▶ [OBJECTIVE] Copy out every line that contains "como".
________________
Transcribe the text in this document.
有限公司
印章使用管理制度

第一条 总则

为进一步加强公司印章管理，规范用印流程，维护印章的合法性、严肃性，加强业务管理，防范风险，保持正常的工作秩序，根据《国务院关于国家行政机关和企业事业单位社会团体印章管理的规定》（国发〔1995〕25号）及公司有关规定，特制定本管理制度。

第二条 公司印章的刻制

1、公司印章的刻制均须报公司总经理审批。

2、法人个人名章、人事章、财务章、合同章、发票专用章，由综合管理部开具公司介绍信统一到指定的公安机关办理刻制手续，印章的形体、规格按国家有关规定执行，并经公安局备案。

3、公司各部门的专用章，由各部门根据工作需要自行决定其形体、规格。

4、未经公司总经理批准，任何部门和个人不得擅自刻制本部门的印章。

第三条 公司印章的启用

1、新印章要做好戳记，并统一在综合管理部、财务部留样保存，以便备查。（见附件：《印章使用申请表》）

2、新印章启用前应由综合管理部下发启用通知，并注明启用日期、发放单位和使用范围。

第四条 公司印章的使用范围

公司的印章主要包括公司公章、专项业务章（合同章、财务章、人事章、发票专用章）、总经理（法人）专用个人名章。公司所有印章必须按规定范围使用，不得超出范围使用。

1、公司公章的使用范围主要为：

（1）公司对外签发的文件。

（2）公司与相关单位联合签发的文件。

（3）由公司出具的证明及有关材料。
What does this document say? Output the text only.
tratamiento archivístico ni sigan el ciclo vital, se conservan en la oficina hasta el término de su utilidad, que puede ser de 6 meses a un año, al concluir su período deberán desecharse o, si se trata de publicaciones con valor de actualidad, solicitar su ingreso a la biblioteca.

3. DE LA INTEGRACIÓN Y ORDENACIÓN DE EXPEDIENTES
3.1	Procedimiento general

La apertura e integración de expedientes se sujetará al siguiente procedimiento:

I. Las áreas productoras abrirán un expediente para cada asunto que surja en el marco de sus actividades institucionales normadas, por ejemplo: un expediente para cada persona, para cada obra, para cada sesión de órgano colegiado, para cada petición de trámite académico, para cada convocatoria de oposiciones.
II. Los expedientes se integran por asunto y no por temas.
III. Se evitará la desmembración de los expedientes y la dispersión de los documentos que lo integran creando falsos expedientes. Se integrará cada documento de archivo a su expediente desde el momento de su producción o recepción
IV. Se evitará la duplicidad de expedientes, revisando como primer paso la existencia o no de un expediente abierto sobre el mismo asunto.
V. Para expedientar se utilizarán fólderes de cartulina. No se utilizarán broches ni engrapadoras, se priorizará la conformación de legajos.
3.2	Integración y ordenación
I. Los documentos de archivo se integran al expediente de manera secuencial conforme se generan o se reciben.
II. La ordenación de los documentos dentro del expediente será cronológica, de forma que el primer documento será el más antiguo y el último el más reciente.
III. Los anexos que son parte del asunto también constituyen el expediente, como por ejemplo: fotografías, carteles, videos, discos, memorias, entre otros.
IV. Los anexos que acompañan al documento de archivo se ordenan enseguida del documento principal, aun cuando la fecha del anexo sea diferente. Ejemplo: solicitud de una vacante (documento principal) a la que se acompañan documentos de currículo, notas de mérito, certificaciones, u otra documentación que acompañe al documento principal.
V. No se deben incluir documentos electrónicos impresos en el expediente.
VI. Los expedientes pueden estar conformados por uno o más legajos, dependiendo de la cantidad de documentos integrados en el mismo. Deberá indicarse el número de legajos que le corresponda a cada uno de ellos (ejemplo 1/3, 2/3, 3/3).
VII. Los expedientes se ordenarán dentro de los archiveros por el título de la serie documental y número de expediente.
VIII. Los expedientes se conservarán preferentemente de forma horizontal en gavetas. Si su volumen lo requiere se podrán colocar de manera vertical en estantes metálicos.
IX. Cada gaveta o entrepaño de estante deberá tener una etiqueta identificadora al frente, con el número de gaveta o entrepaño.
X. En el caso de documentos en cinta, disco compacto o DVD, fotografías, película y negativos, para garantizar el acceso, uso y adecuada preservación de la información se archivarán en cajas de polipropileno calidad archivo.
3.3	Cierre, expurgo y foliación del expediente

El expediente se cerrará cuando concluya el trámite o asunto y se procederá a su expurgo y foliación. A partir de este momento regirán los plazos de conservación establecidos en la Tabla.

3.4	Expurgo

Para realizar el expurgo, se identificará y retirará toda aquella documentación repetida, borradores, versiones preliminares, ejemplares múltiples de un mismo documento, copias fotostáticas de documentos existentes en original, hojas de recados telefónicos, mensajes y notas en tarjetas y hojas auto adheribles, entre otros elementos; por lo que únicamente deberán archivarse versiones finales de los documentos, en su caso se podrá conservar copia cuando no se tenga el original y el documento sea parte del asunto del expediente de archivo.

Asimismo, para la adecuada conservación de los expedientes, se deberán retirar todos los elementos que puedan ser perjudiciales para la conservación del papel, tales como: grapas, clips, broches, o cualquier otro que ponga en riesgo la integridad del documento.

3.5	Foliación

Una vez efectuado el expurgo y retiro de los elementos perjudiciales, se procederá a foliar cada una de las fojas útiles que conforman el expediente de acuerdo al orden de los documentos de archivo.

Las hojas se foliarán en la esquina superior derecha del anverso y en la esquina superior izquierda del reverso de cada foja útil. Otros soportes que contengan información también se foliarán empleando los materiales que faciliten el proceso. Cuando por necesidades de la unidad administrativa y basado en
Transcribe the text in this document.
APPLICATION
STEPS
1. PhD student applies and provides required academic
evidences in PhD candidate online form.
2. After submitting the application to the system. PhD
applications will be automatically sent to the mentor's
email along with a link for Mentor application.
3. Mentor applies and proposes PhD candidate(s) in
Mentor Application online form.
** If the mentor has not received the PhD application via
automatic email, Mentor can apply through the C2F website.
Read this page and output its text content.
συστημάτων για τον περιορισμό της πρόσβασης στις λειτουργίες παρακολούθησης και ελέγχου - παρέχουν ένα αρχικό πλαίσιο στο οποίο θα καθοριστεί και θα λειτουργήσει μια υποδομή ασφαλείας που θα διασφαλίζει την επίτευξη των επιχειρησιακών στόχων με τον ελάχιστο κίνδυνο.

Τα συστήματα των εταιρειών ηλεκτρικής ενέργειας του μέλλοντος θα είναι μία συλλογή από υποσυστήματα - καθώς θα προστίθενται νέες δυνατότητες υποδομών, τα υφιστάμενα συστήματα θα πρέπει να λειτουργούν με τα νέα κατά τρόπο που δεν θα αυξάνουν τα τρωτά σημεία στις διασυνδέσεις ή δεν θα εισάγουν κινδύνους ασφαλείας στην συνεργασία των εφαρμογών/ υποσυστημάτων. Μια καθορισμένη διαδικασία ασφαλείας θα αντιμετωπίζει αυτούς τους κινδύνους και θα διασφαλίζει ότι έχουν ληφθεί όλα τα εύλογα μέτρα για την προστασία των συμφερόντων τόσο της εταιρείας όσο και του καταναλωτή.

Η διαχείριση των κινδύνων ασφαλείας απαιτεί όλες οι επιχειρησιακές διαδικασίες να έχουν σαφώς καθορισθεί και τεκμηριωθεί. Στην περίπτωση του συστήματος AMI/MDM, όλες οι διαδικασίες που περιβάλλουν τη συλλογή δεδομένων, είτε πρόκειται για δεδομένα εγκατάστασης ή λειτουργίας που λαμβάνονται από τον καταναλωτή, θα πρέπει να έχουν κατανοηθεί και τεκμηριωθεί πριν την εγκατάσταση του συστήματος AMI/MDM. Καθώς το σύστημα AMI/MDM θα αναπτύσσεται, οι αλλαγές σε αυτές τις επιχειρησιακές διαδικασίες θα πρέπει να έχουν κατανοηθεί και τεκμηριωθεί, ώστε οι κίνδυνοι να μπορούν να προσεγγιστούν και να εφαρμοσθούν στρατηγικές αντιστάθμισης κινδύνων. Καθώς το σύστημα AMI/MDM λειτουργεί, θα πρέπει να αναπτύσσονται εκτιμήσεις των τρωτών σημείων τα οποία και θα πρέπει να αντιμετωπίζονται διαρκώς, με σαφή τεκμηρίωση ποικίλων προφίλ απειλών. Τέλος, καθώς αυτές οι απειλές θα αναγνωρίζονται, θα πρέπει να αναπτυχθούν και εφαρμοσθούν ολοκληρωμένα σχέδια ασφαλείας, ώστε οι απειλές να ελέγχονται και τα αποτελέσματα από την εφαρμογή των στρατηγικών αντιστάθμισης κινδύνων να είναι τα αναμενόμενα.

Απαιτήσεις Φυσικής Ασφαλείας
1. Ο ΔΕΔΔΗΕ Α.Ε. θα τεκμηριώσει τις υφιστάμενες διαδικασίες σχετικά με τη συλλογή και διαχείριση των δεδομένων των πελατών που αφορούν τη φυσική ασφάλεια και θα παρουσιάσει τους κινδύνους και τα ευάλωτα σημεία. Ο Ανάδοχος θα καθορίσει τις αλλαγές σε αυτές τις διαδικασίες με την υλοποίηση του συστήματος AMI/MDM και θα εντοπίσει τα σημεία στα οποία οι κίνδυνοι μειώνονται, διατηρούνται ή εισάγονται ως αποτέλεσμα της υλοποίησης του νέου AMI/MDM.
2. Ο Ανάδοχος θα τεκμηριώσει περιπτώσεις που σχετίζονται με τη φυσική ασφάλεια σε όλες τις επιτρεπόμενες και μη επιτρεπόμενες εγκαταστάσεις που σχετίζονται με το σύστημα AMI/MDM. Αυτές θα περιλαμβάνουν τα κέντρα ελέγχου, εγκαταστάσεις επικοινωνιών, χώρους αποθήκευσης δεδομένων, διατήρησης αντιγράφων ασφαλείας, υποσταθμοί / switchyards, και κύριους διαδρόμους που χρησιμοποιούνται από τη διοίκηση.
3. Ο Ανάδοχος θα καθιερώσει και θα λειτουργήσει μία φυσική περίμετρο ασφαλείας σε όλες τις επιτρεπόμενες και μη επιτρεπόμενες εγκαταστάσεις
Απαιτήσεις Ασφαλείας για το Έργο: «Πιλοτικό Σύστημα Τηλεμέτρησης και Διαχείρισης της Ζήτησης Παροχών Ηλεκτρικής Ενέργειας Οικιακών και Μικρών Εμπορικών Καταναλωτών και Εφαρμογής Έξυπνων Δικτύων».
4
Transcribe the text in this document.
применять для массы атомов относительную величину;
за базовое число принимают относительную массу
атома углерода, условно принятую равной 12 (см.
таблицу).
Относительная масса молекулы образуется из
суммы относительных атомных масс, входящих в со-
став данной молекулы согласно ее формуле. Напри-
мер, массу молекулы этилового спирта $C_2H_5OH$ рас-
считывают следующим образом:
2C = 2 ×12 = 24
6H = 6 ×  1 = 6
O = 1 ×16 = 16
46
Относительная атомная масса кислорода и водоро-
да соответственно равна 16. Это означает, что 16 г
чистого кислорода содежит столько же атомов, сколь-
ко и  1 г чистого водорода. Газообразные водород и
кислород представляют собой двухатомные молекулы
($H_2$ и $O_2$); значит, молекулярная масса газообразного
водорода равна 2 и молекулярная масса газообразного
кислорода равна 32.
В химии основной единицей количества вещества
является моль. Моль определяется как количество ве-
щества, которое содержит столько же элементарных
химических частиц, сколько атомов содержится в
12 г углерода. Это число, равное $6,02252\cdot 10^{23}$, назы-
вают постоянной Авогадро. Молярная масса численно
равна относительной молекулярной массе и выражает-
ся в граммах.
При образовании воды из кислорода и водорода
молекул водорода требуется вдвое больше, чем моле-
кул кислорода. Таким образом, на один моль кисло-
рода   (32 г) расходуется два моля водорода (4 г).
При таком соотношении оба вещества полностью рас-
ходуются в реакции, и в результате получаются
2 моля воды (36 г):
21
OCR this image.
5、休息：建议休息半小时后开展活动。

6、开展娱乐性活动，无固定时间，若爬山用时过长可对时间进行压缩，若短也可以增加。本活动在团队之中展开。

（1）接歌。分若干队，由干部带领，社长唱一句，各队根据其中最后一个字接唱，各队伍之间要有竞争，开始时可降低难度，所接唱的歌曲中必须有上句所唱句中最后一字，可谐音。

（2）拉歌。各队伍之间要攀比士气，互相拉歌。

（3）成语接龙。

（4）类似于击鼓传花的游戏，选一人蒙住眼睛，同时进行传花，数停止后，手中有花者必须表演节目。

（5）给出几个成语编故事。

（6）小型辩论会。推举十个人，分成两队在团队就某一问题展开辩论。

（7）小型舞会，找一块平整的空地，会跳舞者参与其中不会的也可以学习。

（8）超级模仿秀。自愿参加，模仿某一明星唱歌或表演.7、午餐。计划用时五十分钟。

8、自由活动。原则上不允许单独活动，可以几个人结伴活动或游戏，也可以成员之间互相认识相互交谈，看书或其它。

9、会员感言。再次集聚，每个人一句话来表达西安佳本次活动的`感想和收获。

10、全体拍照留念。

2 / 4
________________
▶ [TASK RESULT]
IV. Se evitará la duplicidad de expedientes, revisando como primer paso la existencia o no de un expediente abierto sobre el mismo asunto.
III. Los anexos que son parte del asunto también constituyen el expediente, como por ejemplo: fotografías, carteles, videos, discos, memorias, entre otros.
Asimismo, para la adecuada conservación de los expedientes, se deberán retirar todos los elementos que puedan ser perjudiciales para la conservación del papel, tales como: grapas, clips, broches, o cualquier otro que ponga en riesgo la integridad del documento.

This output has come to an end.